» **PROBLEM TO SOLVE**
Type out the complete listing below word for word, without its pictures.
--- Start ---
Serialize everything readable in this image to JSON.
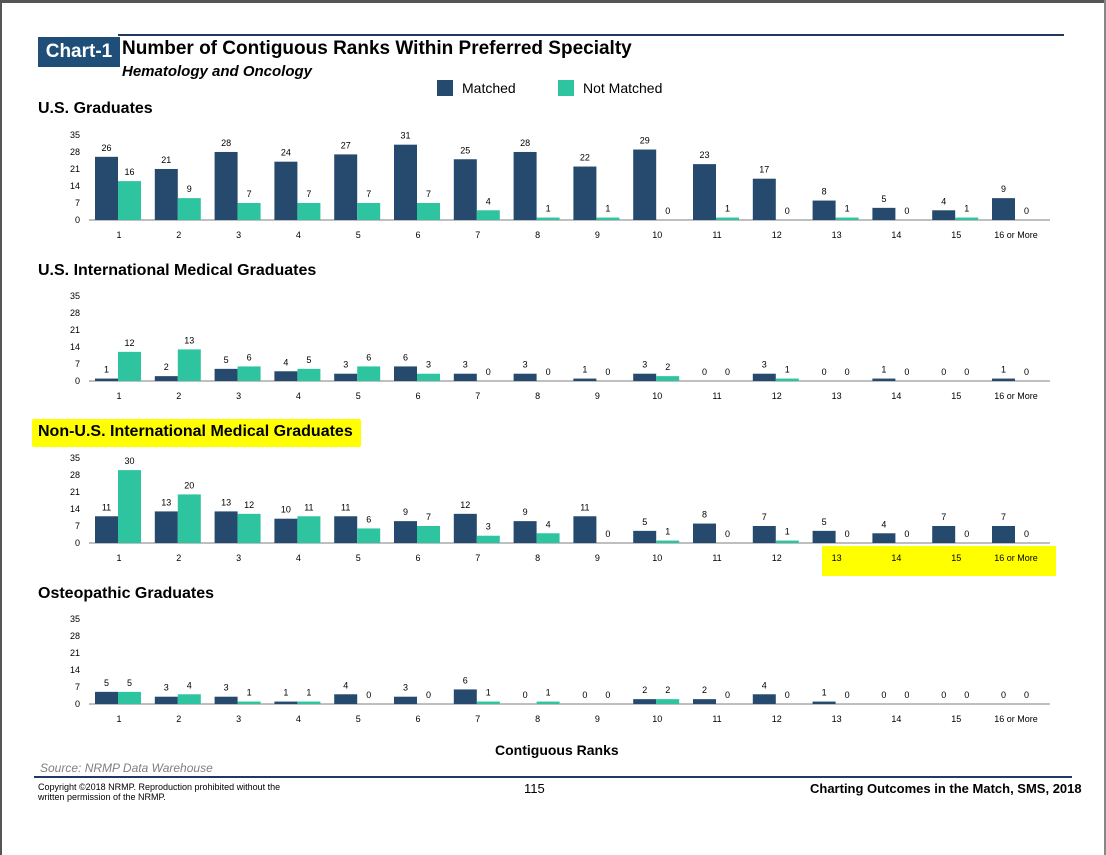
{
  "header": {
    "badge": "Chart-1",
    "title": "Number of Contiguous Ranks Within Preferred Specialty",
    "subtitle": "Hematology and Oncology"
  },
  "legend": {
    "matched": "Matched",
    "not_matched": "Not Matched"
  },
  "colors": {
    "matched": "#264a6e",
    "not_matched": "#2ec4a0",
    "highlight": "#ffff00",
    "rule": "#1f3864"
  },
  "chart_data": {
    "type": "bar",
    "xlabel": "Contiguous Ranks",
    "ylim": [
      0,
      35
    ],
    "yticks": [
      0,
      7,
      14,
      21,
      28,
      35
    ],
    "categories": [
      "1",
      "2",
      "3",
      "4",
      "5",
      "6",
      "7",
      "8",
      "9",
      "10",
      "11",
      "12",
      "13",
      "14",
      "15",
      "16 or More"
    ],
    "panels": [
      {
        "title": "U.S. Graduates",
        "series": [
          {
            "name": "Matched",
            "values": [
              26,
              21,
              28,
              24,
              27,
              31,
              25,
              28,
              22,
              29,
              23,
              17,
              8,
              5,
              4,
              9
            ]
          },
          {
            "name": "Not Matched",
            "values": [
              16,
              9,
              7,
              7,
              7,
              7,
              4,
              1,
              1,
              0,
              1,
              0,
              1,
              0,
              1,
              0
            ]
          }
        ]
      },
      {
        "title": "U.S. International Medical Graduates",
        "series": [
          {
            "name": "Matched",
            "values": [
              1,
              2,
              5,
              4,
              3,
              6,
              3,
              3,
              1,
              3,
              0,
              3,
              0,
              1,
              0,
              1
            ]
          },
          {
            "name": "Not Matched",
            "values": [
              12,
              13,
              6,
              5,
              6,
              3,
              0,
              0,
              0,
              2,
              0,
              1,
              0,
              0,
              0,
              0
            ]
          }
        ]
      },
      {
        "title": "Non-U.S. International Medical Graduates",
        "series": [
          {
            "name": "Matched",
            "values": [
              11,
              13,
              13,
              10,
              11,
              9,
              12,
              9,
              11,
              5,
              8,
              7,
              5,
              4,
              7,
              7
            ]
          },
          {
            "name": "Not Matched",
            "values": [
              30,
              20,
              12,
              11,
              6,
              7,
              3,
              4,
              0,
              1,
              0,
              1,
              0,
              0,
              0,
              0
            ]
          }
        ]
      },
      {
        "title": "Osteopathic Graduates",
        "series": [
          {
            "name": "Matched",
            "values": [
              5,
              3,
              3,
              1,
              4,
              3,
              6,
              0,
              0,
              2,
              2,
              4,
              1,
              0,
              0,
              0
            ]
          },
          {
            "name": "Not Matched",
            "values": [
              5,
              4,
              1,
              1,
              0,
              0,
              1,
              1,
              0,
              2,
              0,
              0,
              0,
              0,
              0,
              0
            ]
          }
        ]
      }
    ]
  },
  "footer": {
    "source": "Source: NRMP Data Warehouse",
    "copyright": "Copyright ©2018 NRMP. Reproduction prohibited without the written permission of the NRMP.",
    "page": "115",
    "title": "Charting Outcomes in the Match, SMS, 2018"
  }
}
--- End ---
» **THE COMPLETED TASK**
Serialize everything readable in this image to JSON.
{
  "header": {
    "badge": "Chart-1",
    "title": "Number of Contiguous Ranks Within Preferred Specialty",
    "subtitle": "Hematology and Oncology"
  },
  "legend": {
    "matched": "Matched",
    "not_matched": "Not Matched"
  },
  "colors": {
    "matched": "#264a6e",
    "not_matched": "#2ec4a0",
    "highlight": "#ffff00",
    "rule": "#1f3864"
  },
  "chart_data": {
    "type": "bar",
    "xlabel": "Contiguous Ranks",
    "ylim": [
      0,
      35
    ],
    "yticks": [
      0,
      7,
      14,
      21,
      28,
      35
    ],
    "categories": [
      "1",
      "2",
      "3",
      "4",
      "5",
      "6",
      "7",
      "8",
      "9",
      "10",
      "11",
      "12",
      "13",
      "14",
      "15",
      "16 or More"
    ],
    "panels": [
      {
        "title": "U.S. Graduates",
        "series": [
          {
            "name": "Matched",
            "values": [
              26,
              21,
              28,
              24,
              27,
              31,
              25,
              28,
              22,
              29,
              23,
              17,
              8,
              5,
              4,
              9
            ]
          },
          {
            "name": "Not Matched",
            "values": [
              16,
              9,
              7,
              7,
              7,
              7,
              4,
              1,
              1,
              0,
              1,
              0,
              1,
              0,
              1,
              0
            ]
          }
        ]
      },
      {
        "title": "U.S. International Medical Graduates",
        "series": [
          {
            "name": "Matched",
            "values": [
              1,
              2,
              5,
              4,
              3,
              6,
              3,
              3,
              1,
              3,
              0,
              3,
              0,
              1,
              0,
              1
            ]
          },
          {
            "name": "Not Matched",
            "values": [
              12,
              13,
              6,
              5,
              6,
              3,
              0,
              0,
              0,
              2,
              0,
              1,
              0,
              0,
              0,
              0
            ]
          }
        ]
      },
      {
        "title": "Non-U.S. International Medical Graduates",
        "series": [
          {
            "name": "Matched",
            "values": [
              11,
              13,
              13,
              10,
              11,
              9,
              12,
              9,
              11,
              5,
              8,
              7,
              5,
              4,
              7,
              7
            ]
          },
          {
            "name": "Not Matched",
            "values": [
              30,
              20,
              12,
              11,
              6,
              7,
              3,
              4,
              0,
              1,
              0,
              1,
              0,
              0,
              0,
              0
            ]
          }
        ]
      },
      {
        "title": "Osteopathic Graduates",
        "series": [
          {
            "name": "Matched",
            "values": [
              5,
              3,
              3,
              1,
              4,
              3,
              6,
              0,
              0,
              2,
              2,
              4,
              1,
              0,
              0,
              0
            ]
          },
          {
            "name": "Not Matched",
            "values": [
              5,
              4,
              1,
              1,
              0,
              0,
              1,
              1,
              0,
              2,
              0,
              0,
              0,
              0,
              0,
              0
            ]
          }
        ]
      }
    ]
  },
  "footer": {
    "source": "Source: NRMP Data Warehouse",
    "copyright": "Copyright ©2018 NRMP. Reproduction prohibited without the written permission of the NRMP.",
    "page": "115",
    "title": "Charting Outcomes in the Match, SMS, 2018"
  }
}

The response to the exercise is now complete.